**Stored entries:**
- - -
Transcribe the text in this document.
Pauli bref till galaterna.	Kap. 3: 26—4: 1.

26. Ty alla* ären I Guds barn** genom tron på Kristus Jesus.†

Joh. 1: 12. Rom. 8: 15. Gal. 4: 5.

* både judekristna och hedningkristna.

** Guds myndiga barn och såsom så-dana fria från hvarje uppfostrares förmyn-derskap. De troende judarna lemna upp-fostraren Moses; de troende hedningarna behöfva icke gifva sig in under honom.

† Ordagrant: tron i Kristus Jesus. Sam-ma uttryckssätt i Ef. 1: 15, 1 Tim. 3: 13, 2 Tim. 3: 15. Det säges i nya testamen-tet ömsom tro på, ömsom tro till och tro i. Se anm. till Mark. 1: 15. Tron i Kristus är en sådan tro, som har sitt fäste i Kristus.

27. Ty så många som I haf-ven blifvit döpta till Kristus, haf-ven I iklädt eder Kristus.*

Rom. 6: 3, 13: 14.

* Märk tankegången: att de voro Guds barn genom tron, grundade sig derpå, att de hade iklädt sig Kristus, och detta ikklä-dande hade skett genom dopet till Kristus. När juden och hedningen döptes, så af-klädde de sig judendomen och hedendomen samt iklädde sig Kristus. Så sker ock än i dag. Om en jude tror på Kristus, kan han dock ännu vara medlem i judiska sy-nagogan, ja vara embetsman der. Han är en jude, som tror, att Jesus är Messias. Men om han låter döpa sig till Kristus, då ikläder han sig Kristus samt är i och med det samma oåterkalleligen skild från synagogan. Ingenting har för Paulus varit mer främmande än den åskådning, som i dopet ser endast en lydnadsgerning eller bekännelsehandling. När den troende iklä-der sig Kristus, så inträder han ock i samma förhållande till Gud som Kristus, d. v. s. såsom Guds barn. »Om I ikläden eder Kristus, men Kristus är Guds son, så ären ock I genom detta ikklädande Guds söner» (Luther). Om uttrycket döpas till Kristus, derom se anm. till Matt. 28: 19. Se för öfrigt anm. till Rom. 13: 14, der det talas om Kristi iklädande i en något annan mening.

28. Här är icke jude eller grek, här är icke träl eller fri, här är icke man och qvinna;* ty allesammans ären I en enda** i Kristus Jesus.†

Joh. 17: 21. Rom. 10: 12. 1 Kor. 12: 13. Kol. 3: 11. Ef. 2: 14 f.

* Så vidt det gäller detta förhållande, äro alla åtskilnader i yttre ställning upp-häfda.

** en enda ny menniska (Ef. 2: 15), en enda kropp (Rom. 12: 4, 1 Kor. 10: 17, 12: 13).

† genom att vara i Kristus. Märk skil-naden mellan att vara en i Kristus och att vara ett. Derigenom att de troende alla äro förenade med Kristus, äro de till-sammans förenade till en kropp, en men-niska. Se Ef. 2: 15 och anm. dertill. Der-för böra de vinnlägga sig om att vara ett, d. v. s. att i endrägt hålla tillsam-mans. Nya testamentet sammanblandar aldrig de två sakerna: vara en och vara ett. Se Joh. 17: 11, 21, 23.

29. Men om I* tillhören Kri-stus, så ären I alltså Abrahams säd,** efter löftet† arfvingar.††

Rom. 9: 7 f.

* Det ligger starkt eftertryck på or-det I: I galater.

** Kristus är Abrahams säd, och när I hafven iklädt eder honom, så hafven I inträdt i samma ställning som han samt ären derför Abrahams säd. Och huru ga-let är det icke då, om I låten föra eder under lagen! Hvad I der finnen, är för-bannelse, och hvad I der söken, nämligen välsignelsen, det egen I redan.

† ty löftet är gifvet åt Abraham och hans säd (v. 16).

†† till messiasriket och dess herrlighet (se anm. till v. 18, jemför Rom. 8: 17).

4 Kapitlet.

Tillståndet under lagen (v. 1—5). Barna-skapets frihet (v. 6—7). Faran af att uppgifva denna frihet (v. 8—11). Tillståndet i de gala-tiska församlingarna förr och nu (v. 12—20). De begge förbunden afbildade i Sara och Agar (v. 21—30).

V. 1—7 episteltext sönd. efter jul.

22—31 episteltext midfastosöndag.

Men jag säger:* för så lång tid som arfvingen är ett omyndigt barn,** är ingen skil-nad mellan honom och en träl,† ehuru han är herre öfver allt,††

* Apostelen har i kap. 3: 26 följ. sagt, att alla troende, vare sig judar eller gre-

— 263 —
- - -
**EXERCISE PROMPT:** Scan the entries above and show each line that contains the word "löftet".

**COMPLETED TASK:**
29. Men om I* tillhören Kri-stus, så ären I alltså Abrahams säd,** efter löftet† arfvingar.††
† ty löftet är gifvet åt Abraham och hans säd (v. 16).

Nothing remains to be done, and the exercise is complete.